__Material to process__:
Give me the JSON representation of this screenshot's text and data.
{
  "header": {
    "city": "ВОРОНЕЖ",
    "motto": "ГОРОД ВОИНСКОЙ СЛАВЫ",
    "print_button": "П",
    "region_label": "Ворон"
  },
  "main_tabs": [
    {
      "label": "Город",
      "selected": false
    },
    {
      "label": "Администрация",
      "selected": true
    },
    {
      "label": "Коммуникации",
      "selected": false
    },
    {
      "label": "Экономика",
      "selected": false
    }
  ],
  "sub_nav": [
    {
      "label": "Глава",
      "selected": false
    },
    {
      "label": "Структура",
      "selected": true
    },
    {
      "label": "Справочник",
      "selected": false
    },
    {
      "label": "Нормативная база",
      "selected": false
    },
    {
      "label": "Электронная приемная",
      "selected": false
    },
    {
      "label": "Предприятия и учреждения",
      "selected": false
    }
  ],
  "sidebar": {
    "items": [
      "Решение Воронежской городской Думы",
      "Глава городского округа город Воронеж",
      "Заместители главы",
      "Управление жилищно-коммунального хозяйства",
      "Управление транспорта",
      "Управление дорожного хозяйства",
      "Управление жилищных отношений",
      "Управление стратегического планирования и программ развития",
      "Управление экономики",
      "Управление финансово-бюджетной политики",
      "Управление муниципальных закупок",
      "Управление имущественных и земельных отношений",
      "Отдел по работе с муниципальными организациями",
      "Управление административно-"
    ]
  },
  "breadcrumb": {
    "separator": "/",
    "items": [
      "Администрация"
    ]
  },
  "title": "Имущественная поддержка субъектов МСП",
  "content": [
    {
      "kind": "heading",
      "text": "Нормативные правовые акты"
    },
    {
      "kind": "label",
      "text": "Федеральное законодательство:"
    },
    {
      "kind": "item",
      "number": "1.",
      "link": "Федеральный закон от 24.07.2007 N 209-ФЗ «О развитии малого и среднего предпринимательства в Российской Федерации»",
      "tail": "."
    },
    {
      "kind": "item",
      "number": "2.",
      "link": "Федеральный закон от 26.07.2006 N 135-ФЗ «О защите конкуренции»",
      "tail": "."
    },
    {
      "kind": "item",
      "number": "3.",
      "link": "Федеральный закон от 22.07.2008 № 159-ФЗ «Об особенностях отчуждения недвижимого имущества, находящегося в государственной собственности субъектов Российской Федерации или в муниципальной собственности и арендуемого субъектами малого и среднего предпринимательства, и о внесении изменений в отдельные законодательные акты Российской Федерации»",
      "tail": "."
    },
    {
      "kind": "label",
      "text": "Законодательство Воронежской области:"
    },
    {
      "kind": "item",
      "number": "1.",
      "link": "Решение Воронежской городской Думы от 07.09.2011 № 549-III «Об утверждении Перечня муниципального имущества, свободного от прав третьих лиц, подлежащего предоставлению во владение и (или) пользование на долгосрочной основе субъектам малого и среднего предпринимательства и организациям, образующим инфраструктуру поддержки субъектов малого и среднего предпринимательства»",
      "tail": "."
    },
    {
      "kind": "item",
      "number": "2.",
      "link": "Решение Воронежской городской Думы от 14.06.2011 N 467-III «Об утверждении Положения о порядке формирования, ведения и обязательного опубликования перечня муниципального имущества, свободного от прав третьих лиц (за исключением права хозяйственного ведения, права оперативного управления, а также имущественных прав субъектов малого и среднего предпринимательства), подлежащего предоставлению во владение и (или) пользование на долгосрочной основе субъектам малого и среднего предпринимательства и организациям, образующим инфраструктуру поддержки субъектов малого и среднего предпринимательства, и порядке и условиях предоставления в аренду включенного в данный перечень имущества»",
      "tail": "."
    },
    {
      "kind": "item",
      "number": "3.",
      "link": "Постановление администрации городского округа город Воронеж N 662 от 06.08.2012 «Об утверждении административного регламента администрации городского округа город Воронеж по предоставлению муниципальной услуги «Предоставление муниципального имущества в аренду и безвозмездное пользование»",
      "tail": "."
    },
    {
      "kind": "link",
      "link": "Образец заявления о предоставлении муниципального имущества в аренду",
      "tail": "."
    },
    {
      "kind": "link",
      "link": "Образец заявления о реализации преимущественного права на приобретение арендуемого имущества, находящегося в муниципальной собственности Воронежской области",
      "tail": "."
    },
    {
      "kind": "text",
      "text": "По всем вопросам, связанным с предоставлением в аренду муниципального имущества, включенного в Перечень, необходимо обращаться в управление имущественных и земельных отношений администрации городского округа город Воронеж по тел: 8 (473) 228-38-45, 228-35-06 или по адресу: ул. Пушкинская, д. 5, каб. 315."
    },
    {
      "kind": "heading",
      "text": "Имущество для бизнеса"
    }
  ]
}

__Instructions for the task__: Pull out each line of the listing that holds the string "городского".

__Result of the exercise__:
      "Глава городского округа город Воронеж",
      "link": "Постановление администрации городского округа город Воронеж N 662 от 06.08.2012 «Об утверждении административного регламента администрации городского округа город Воронеж по предоставлению муниципальной услуги «Предоставление муниципального имущества в аренду и безвозмездное пользование»",
      "text": "По всем вопросам, связанным с предоставлением в аренду муниципального имущества, включенного в Перечень, необходимо обращаться в управление имущественных и земельных отношений администрации городского округа город Воронеж по тел: 8 (473) 228-38-45, 228-35-06 или по адресу: ул. Пушкинская, д. 5, каб. 315."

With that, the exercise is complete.